• WRITTEN EXERCISE
Print out the material that follows word for word.

--------------------------------------------------

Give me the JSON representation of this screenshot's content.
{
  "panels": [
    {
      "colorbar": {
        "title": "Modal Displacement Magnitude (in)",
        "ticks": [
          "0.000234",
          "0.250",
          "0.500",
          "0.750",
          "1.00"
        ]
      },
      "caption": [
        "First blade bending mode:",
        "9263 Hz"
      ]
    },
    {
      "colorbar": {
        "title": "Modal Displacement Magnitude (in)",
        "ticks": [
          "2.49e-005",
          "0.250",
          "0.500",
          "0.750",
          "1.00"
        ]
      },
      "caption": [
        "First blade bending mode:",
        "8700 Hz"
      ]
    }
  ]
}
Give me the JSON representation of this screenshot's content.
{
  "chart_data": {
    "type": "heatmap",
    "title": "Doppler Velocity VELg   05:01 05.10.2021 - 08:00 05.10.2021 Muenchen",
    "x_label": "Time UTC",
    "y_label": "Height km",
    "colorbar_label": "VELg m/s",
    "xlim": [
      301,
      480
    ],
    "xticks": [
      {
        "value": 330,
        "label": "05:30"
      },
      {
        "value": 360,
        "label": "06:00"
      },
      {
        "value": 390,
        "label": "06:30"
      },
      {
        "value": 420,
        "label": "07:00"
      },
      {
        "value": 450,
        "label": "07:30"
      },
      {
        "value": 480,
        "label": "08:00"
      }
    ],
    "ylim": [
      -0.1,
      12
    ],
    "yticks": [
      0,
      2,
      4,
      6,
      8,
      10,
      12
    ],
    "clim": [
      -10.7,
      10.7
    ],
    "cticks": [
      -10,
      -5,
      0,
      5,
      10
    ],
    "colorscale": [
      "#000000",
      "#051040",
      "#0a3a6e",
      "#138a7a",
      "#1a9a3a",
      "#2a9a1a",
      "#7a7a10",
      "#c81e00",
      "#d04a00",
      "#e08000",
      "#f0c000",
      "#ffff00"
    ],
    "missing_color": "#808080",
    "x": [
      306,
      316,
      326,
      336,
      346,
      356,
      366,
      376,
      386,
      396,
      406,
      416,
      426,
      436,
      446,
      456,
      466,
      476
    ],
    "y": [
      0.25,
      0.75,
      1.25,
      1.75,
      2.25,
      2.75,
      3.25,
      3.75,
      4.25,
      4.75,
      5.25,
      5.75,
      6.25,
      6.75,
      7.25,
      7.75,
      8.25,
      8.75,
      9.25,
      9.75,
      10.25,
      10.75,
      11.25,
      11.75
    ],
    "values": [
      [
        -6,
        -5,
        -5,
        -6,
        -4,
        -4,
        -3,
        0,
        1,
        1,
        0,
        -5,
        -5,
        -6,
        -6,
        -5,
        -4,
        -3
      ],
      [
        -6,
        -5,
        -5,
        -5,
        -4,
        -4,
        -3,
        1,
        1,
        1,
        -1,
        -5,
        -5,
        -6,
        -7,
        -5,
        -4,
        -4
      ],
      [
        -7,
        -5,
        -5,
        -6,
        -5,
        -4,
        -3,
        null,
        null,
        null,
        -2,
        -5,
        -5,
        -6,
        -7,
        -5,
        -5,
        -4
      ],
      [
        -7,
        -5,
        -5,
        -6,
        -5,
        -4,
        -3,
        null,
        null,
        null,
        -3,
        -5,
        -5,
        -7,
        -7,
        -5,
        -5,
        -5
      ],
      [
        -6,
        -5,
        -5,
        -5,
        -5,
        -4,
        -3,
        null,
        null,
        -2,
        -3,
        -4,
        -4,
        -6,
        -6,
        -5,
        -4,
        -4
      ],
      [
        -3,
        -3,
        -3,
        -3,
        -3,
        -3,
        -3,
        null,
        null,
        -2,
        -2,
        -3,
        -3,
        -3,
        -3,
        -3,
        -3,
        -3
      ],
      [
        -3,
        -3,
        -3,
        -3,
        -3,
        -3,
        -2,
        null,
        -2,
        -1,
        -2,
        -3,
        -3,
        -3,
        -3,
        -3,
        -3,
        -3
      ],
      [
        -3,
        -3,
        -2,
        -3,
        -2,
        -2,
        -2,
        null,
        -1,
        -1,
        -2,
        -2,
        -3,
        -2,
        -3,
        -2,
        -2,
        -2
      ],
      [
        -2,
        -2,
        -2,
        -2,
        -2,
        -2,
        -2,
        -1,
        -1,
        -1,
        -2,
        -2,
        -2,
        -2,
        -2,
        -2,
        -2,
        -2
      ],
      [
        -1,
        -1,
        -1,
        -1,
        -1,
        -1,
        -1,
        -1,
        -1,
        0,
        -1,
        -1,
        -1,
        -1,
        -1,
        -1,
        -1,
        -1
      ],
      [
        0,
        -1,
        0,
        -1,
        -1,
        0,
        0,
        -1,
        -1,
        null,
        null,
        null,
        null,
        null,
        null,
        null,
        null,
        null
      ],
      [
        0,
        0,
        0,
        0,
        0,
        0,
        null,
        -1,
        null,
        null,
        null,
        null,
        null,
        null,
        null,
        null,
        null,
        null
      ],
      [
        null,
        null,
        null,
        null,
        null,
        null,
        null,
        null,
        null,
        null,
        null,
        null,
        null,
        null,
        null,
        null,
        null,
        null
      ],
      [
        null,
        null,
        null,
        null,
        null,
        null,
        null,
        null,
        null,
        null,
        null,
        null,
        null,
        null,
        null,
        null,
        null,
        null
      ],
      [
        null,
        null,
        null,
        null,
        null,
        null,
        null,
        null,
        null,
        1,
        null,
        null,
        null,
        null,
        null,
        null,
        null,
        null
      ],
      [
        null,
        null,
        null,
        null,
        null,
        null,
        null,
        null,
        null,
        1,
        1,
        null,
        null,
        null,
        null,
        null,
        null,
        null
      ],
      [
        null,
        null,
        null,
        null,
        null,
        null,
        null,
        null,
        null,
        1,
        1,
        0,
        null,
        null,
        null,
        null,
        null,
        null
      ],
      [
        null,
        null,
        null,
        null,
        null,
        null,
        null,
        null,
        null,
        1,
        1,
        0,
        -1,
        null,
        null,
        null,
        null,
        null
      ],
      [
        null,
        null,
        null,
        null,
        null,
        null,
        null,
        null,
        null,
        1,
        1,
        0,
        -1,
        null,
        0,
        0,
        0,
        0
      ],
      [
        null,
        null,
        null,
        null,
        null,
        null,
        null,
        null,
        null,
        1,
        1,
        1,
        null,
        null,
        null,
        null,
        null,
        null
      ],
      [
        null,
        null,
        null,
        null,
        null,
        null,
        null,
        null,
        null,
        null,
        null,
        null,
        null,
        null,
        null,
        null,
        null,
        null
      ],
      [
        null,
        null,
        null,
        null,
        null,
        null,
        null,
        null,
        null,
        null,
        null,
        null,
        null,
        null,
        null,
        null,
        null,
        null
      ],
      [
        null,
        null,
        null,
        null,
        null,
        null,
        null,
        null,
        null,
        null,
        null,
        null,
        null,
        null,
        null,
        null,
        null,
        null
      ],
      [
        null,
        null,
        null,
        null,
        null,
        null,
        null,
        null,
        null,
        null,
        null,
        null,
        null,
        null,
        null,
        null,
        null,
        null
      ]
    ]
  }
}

--------------------------------------------------

• COMPLETE ANSWER
Give me the JSON representation of this screenshot's content.
{
  "panels": [
    {
      "colorbar": {
        "title": "Modal Displacement Magnitude (in)",
        "ticks": [
          "0.000234",
          "0.250",
          "0.500",
          "0.750",
          "1.00"
        ]
      },
      "caption": [
        "First blade bending mode:",
        "9263 Hz"
      ]
    },
    {
      "colorbar": {
        "title": "Modal Displacement Magnitude (in)",
        "ticks": [
          "2.49e-005",
          "0.250",
          "0.500",
          "0.750",
          "1.00"
        ]
      },
      "caption": [
        "First blade bending mode:",
        "8700 Hz"
      ]
    }
  ]
}
Give me the JSON representation of this screenshot's content.
{
  "chart_data": {
    "type": "heatmap",
    "title": "Doppler Velocity VELg   05:01 05.10.2021 - 08:00 05.10.2021 Muenchen",
    "x_label": "Time UTC",
    "y_label": "Height km",
    "colorbar_label": "VELg m/s",
    "xlim": [
      301,
      480
    ],
    "xticks": [
      {
        "value": 330,
        "label": "05:30"
      },
      {
        "value": 360,
        "label": "06:00"
      },
      {
        "value": 390,
        "label": "06:30"
      },
      {
        "value": 420,
        "label": "07:00"
      },
      {
        "value": 450,
        "label": "07:30"
      },
      {
        "value": 480,
        "label": "08:00"
      }
    ],
    "ylim": [
      -0.1,
      12
    ],
    "yticks": [
      0,
      2,
      4,
      6,
      8,
      10,
      12
    ],
    "clim": [
      -10.7,
      10.7
    ],
    "cticks": [
      -10,
      -5,
      0,
      5,
      10
    ],
    "colorscale": [
      "#000000",
      "#051040",
      "#0a3a6e",
      "#138a7a",
      "#1a9a3a",
      "#2a9a1a",
      "#7a7a10",
      "#c81e00",
      "#d04a00",
      "#e08000",
      "#f0c000",
      "#ffff00"
    ],
    "missing_color": "#808080",
    "x": [
      306,
      316,
      326,
      336,
      346,
      356,
      366,
      376,
      386,
      396,
      406,
      416,
      426,
      436,
      446,
      456,
      466,
      476
    ],
    "y": [
      0.25,
      0.75,
      1.25,
      1.75,
      2.25,
      2.75,
      3.25,
      3.75,
      4.25,
      4.75,
      5.25,
      5.75,
      6.25,
      6.75,
      7.25,
      7.75,
      8.25,
      8.75,
      9.25,
      9.75,
      10.25,
      10.75,
      11.25,
      11.75
    ],
    "values": [
      [
        -6,
        -5,
        -5,
        -6,
        -4,
        -4,
        -3,
        0,
        1,
        1,
        0,
        -5,
        -5,
        -6,
        -6,
        -5,
        -4,
        -3
      ],
      [
        -6,
        -5,
        -5,
        -5,
        -4,
        -4,
        -3,
        1,
        1,
        1,
        -1,
        -5,
        -5,
        -6,
        -7,
        -5,
        -4,
        -4
      ],
      [
        -7,
        -5,
        -5,
        -6,
        -5,
        -4,
        -3,
        null,
        null,
        null,
        -2,
        -5,
        -5,
        -6,
        -7,
        -5,
        -5,
        -4
      ],
      [
        -7,
        -5,
        -5,
        -6,
        -5,
        -4,
        -3,
        null,
        null,
        null,
        -3,
        -5,
        -5,
        -7,
        -7,
        -5,
        -5,
        -5
      ],
      [
        -6,
        -5,
        -5,
        -5,
        -5,
        -4,
        -3,
        null,
        null,
        -2,
        -3,
        -4,
        -4,
        -6,
        -6,
        -5,
        -4,
        -4
      ],
      [
        -3,
        -3,
        -3,
        -3,
        -3,
        -3,
        -3,
        null,
        null,
        -2,
        -2,
        -3,
        -3,
        -3,
        -3,
        -3,
        -3,
        -3
      ],
      [
        -3,
        -3,
        -3,
        -3,
        -3,
        -3,
        -2,
        null,
        -2,
        -1,
        -2,
        -3,
        -3,
        -3,
        -3,
        -3,
        -3,
        -3
      ],
      [
        -3,
        -3,
        -2,
        -3,
        -2,
        -2,
        -2,
        null,
        -1,
        -1,
        -2,
        -2,
        -3,
        -2,
        -3,
        -2,
        -2,
        -2
      ],
      [
        -2,
        -2,
        -2,
        -2,
        -2,
        -2,
        -2,
        -1,
        -1,
        -1,
        -2,
        -2,
        -2,
        -2,
        -2,
        -2,
        -2,
        -2
      ],
      [
        -1,
        -1,
        -1,
        -1,
        -1,
        -1,
        -1,
        -1,
        -1,
        0,
        -1,
        -1,
        -1,
        -1,
        -1,
        -1,
        -1,
        -1
      ],
      [
        0,
        -1,
        0,
        -1,
        -1,
        0,
        0,
        -1,
        -1,
        null,
        null,
        null,
        null,
        null,
        null,
        null,
        null,
        null
      ],
      [
        0,
        0,
        0,
        0,
        0,
        0,
        null,
        -1,
        null,
        null,
        null,
        null,
        null,
        null,
        null,
        null,
        null,
        null
      ],
      [
        null,
        null,
        null,
        null,
        null,
        null,
        null,
        null,
        null,
        null,
        null,
        null,
        null,
        null,
        null,
        null,
        null,
        null
      ],
      [
        null,
        null,
        null,
        null,
        null,
        null,
        null,
        null,
        null,
        null,
        null,
        null,
        null,
        null,
        null,
        null,
        null,
        null
      ],
      [
        null,
        null,
        null,
        null,
        null,
        null,
        null,
        null,
        null,
        1,
        null,
        null,
        null,
        null,
        null,
        null,
        null,
        null
      ],
      [
        null,
        null,
        null,
        null,
        null,
        null,
        null,
        null,
        null,
        1,
        1,
        null,
        null,
        null,
        null,
        null,
        null,
        null
      ],
      [
        null,
        null,
        null,
        null,
        null,
        null,
        null,
        null,
        null,
        1,
        1,
        0,
        null,
        null,
        null,
        null,
        null,
        null
      ],
      [
        null,
        null,
        null,
        null,
        null,
        null,
        null,
        null,
        null,
        1,
        1,
        0,
        -1,
        null,
        null,
        null,
        null,
        null
      ],
      [
        null,
        null,
        null,
        null,
        null,
        null,
        null,
        null,
        null,
        1,
        1,
        0,
        -1,
        null,
        0,
        0,
        0,
        0
      ],
      [
        null,
        null,
        null,
        null,
        null,
        null,
        null,
        null,
        null,
        1,
        1,
        1,
        null,
        null,
        null,
        null,
        null,
        null
      ],
      [
        null,
        null,
        null,
        null,
        null,
        null,
        null,
        null,
        null,
        null,
        null,
        null,
        null,
        null,
        null,
        null,
        null,
        null
      ],
      [
        null,
        null,
        null,
        null,
        null,
        null,
        null,
        null,
        null,
        null,
        null,
        null,
        null,
        null,
        null,
        null,
        null,
        null
      ],
      [
        null,
        null,
        null,
        null,
        null,
        null,
        null,
        null,
        null,
        null,
        null,
        null,
        null,
        null,
        null,
        null,
        null,
        null
      ],
      [
        null,
        null,
        null,
        null,
        null,
        null,
        null,
        null,
        null,
        null,
        null,
        null,
        null,
        null,
        null,
        null,
        null,
        null
      ]
    ]
  }
}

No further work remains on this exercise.